> **GIVEN DATA**:
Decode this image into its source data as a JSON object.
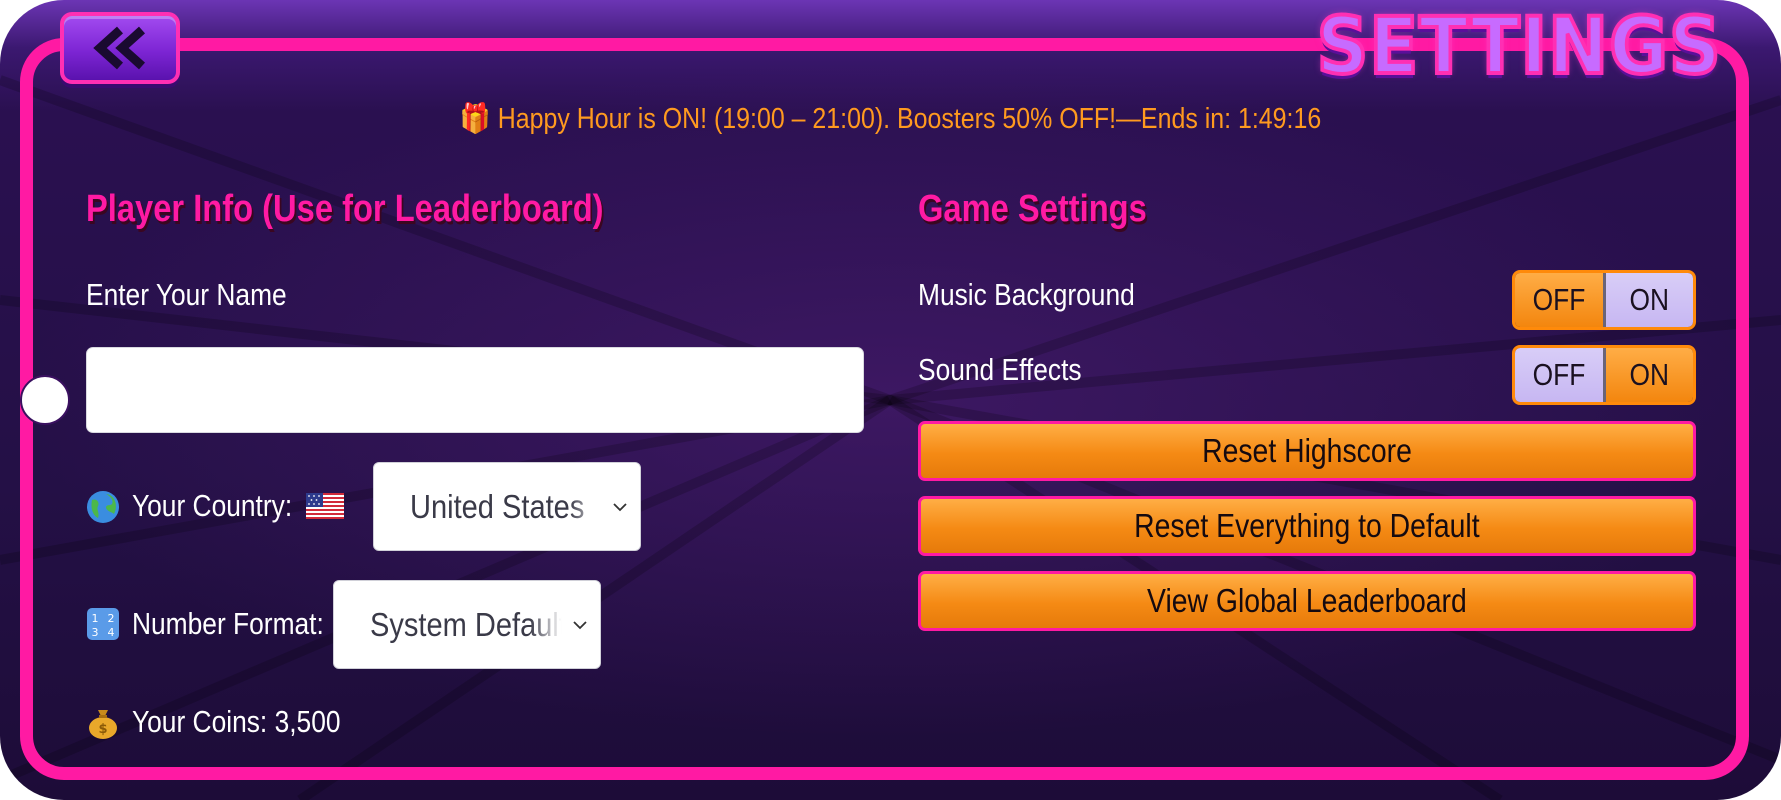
{
  "header": {
    "title": "SETTINGS",
    "back_icon": "double-chevron-left-icon"
  },
  "banner": {
    "text": "🎁 Happy Hour is ON! (19:00 – 21:00). Boosters 50% OFF!—Ends in: 1:49:16"
  },
  "player_info": {
    "heading": "Player Info (Use for Leaderboard)",
    "name_label": "Enter Your Name",
    "name_value": "",
    "name_placeholder": "",
    "country_label": "Your Country:",
    "country_value": "United States",
    "number_format_label": "Number Format:",
    "number_format_value": "System Default",
    "coins_label": "Your Coins: 3,500"
  },
  "game_settings": {
    "heading": "Game Settings",
    "music": {
      "label": "Music Background",
      "off_label": "OFF",
      "on_label": "ON",
      "state": "OFF"
    },
    "sound": {
      "label": "Sound Effects",
      "off_label": "OFF",
      "on_label": "ON",
      "state": "ON"
    },
    "buttons": {
      "reset_highscore": "Reset Highscore",
      "reset_everything": "Reset Everything to Default",
      "view_leaderboard": "View Global Leaderboard"
    }
  },
  "colors": {
    "accent_pink": "#ff1aa3",
    "accent_orange": "#f58a14",
    "banner_orange": "#ff9a1f",
    "toggle_lavender": "#c7b7f2",
    "background": "#241046"
  }
}
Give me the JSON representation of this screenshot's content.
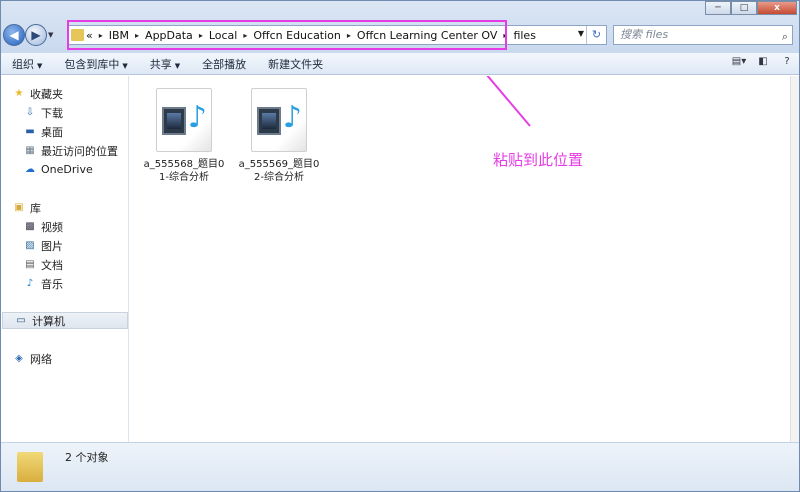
{
  "window": {
    "minimize": "─",
    "maximize": "□",
    "close": "x"
  },
  "address": {
    "overflow": "«",
    "segments": [
      "IBM",
      "AppData",
      "Local",
      "Offcn Education",
      "Offcn Learning Center OV",
      "files"
    ],
    "separator": "▸"
  },
  "search": {
    "placeholder": "搜索 files"
  },
  "toolbar": {
    "organize": "组织",
    "include_in_library": "包含到库中",
    "share": "共享",
    "play_all": "全部播放",
    "new_folder": "新建文件夹"
  },
  "nav": {
    "favorites": "收藏夹",
    "downloads": "下载",
    "desktop": "桌面",
    "recent": "最近访问的位置",
    "onedrive": "OneDrive",
    "libraries": "库",
    "videos": "视频",
    "pictures": "图片",
    "documents": "文档",
    "music": "音乐",
    "computer": "计算机",
    "network": "网络"
  },
  "files": [
    {
      "name": "a_555568_题目01-综合分析"
    },
    {
      "name": "a_555569_题目02-综合分析"
    }
  ],
  "annotation": {
    "text": "粘贴到此位置",
    "color": "#e63ce6"
  },
  "status": {
    "count": "2 个对象"
  }
}
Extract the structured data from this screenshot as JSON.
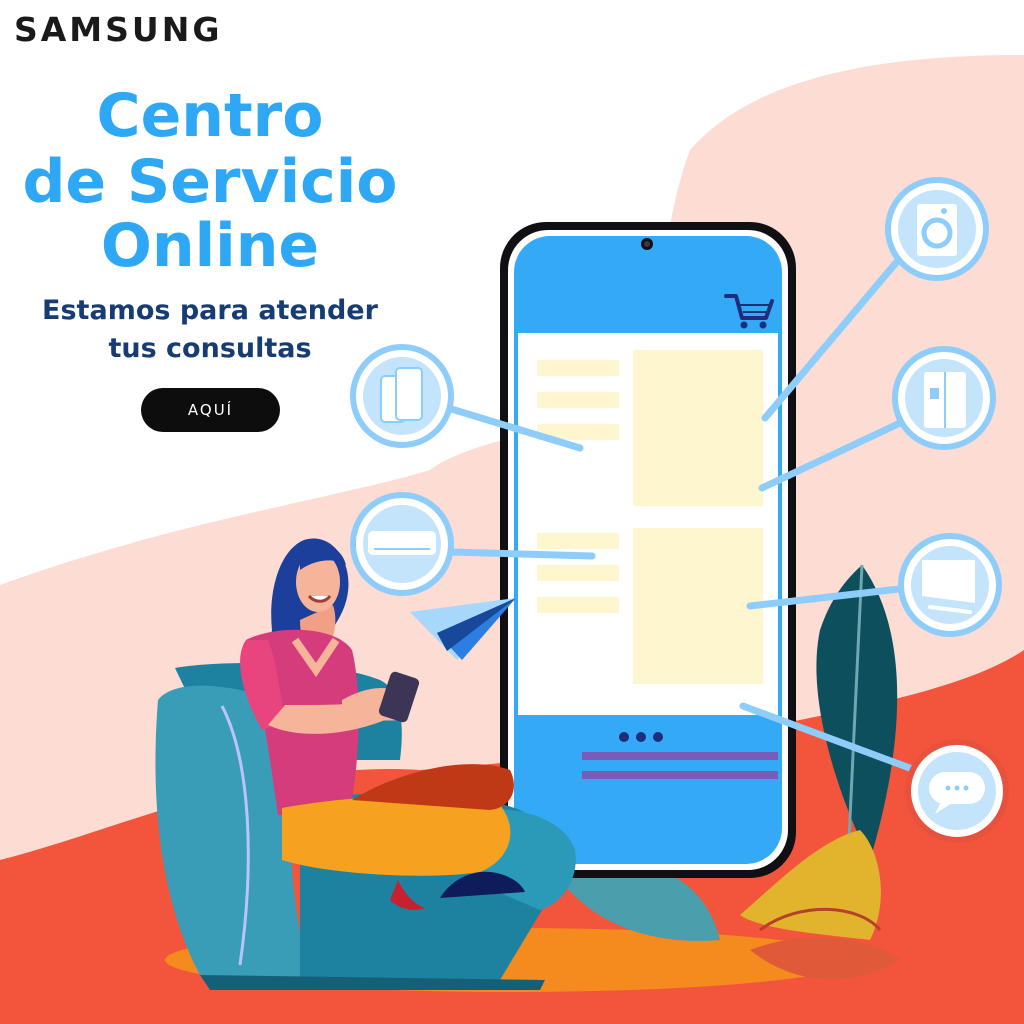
{
  "brand": {
    "name": "SAMSUNG"
  },
  "headline": {
    "line1": "Centro",
    "line2": "de Servicio",
    "line3": "Online"
  },
  "subheadline": {
    "line1": "Estamos para atender",
    "line2": "tus consultas"
  },
  "cta": {
    "label": "AQUÍ"
  },
  "icons": [
    "washing-machine-icon",
    "refrigerator-icon",
    "monitor-icon",
    "chat-icon",
    "mobile-devices-icon",
    "air-conditioner-icon",
    "shopping-cart-icon",
    "paper-plane-icon"
  ],
  "colors": {
    "headline": "#2ea8f4",
    "subheadline": "#173c73",
    "button": "#0d0d0d",
    "phone_screen": "#34a9f6",
    "background_blob": "#fcdcd3",
    "floor": "#f2553c"
  }
}
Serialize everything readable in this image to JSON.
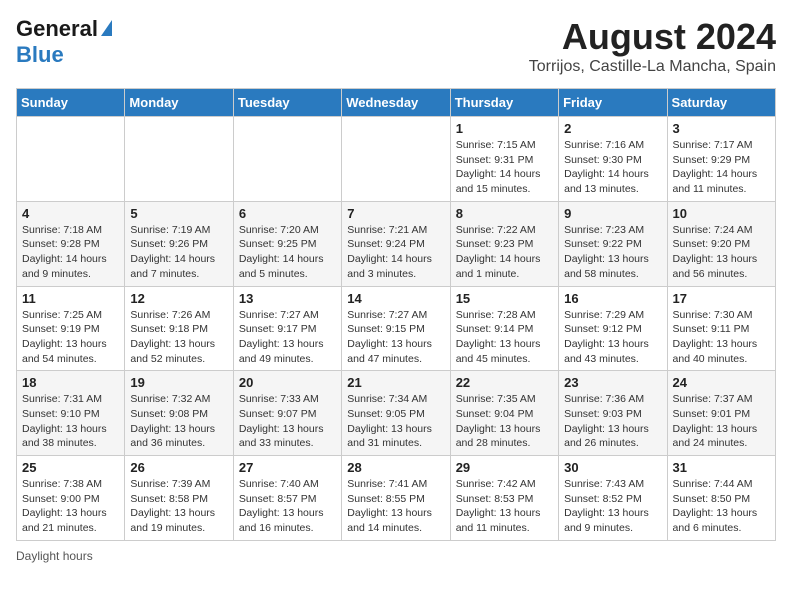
{
  "header": {
    "logo_line1": "General",
    "logo_line2": "Blue",
    "title": "August 2024",
    "subtitle": "Torrijos, Castille-La Mancha, Spain"
  },
  "calendar": {
    "weekdays": [
      "Sunday",
      "Monday",
      "Tuesday",
      "Wednesday",
      "Thursday",
      "Friday",
      "Saturday"
    ],
    "weeks": [
      [
        {
          "date": "",
          "info": ""
        },
        {
          "date": "",
          "info": ""
        },
        {
          "date": "",
          "info": ""
        },
        {
          "date": "",
          "info": ""
        },
        {
          "date": "1",
          "info": "Sunrise: 7:15 AM\nSunset: 9:31 PM\nDaylight: 14 hours and 15 minutes."
        },
        {
          "date": "2",
          "info": "Sunrise: 7:16 AM\nSunset: 9:30 PM\nDaylight: 14 hours and 13 minutes."
        },
        {
          "date": "3",
          "info": "Sunrise: 7:17 AM\nSunset: 9:29 PM\nDaylight: 14 hours and 11 minutes."
        }
      ],
      [
        {
          "date": "4",
          "info": "Sunrise: 7:18 AM\nSunset: 9:28 PM\nDaylight: 14 hours and 9 minutes."
        },
        {
          "date": "5",
          "info": "Sunrise: 7:19 AM\nSunset: 9:26 PM\nDaylight: 14 hours and 7 minutes."
        },
        {
          "date": "6",
          "info": "Sunrise: 7:20 AM\nSunset: 9:25 PM\nDaylight: 14 hours and 5 minutes."
        },
        {
          "date": "7",
          "info": "Sunrise: 7:21 AM\nSunset: 9:24 PM\nDaylight: 14 hours and 3 minutes."
        },
        {
          "date": "8",
          "info": "Sunrise: 7:22 AM\nSunset: 9:23 PM\nDaylight: 14 hours and 1 minute."
        },
        {
          "date": "9",
          "info": "Sunrise: 7:23 AM\nSunset: 9:22 PM\nDaylight: 13 hours and 58 minutes."
        },
        {
          "date": "10",
          "info": "Sunrise: 7:24 AM\nSunset: 9:20 PM\nDaylight: 13 hours and 56 minutes."
        }
      ],
      [
        {
          "date": "11",
          "info": "Sunrise: 7:25 AM\nSunset: 9:19 PM\nDaylight: 13 hours and 54 minutes."
        },
        {
          "date": "12",
          "info": "Sunrise: 7:26 AM\nSunset: 9:18 PM\nDaylight: 13 hours and 52 minutes."
        },
        {
          "date": "13",
          "info": "Sunrise: 7:27 AM\nSunset: 9:17 PM\nDaylight: 13 hours and 49 minutes."
        },
        {
          "date": "14",
          "info": "Sunrise: 7:27 AM\nSunset: 9:15 PM\nDaylight: 13 hours and 47 minutes."
        },
        {
          "date": "15",
          "info": "Sunrise: 7:28 AM\nSunset: 9:14 PM\nDaylight: 13 hours and 45 minutes."
        },
        {
          "date": "16",
          "info": "Sunrise: 7:29 AM\nSunset: 9:12 PM\nDaylight: 13 hours and 43 minutes."
        },
        {
          "date": "17",
          "info": "Sunrise: 7:30 AM\nSunset: 9:11 PM\nDaylight: 13 hours and 40 minutes."
        }
      ],
      [
        {
          "date": "18",
          "info": "Sunrise: 7:31 AM\nSunset: 9:10 PM\nDaylight: 13 hours and 38 minutes."
        },
        {
          "date": "19",
          "info": "Sunrise: 7:32 AM\nSunset: 9:08 PM\nDaylight: 13 hours and 36 minutes."
        },
        {
          "date": "20",
          "info": "Sunrise: 7:33 AM\nSunset: 9:07 PM\nDaylight: 13 hours and 33 minutes."
        },
        {
          "date": "21",
          "info": "Sunrise: 7:34 AM\nSunset: 9:05 PM\nDaylight: 13 hours and 31 minutes."
        },
        {
          "date": "22",
          "info": "Sunrise: 7:35 AM\nSunset: 9:04 PM\nDaylight: 13 hours and 28 minutes."
        },
        {
          "date": "23",
          "info": "Sunrise: 7:36 AM\nSunset: 9:03 PM\nDaylight: 13 hours and 26 minutes."
        },
        {
          "date": "24",
          "info": "Sunrise: 7:37 AM\nSunset: 9:01 PM\nDaylight: 13 hours and 24 minutes."
        }
      ],
      [
        {
          "date": "25",
          "info": "Sunrise: 7:38 AM\nSunset: 9:00 PM\nDaylight: 13 hours and 21 minutes."
        },
        {
          "date": "26",
          "info": "Sunrise: 7:39 AM\nSunset: 8:58 PM\nDaylight: 13 hours and 19 minutes."
        },
        {
          "date": "27",
          "info": "Sunrise: 7:40 AM\nSunset: 8:57 PM\nDaylight: 13 hours and 16 minutes."
        },
        {
          "date": "28",
          "info": "Sunrise: 7:41 AM\nSunset: 8:55 PM\nDaylight: 13 hours and 14 minutes."
        },
        {
          "date": "29",
          "info": "Sunrise: 7:42 AM\nSunset: 8:53 PM\nDaylight: 13 hours and 11 minutes."
        },
        {
          "date": "30",
          "info": "Sunrise: 7:43 AM\nSunset: 8:52 PM\nDaylight: 13 hours and 9 minutes."
        },
        {
          "date": "31",
          "info": "Sunrise: 7:44 AM\nSunset: 8:50 PM\nDaylight: 13 hours and 6 minutes."
        }
      ]
    ]
  },
  "footer": {
    "note": "Daylight hours"
  }
}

> **TASK DESCRIPTION**:
From the data above, gather every line that includes the word "screenshot".

> **EXERCISE SOLUTION**:
Give me the JSON representation of this screenshot's content.
Extract the structured data from this screenshot as JSON.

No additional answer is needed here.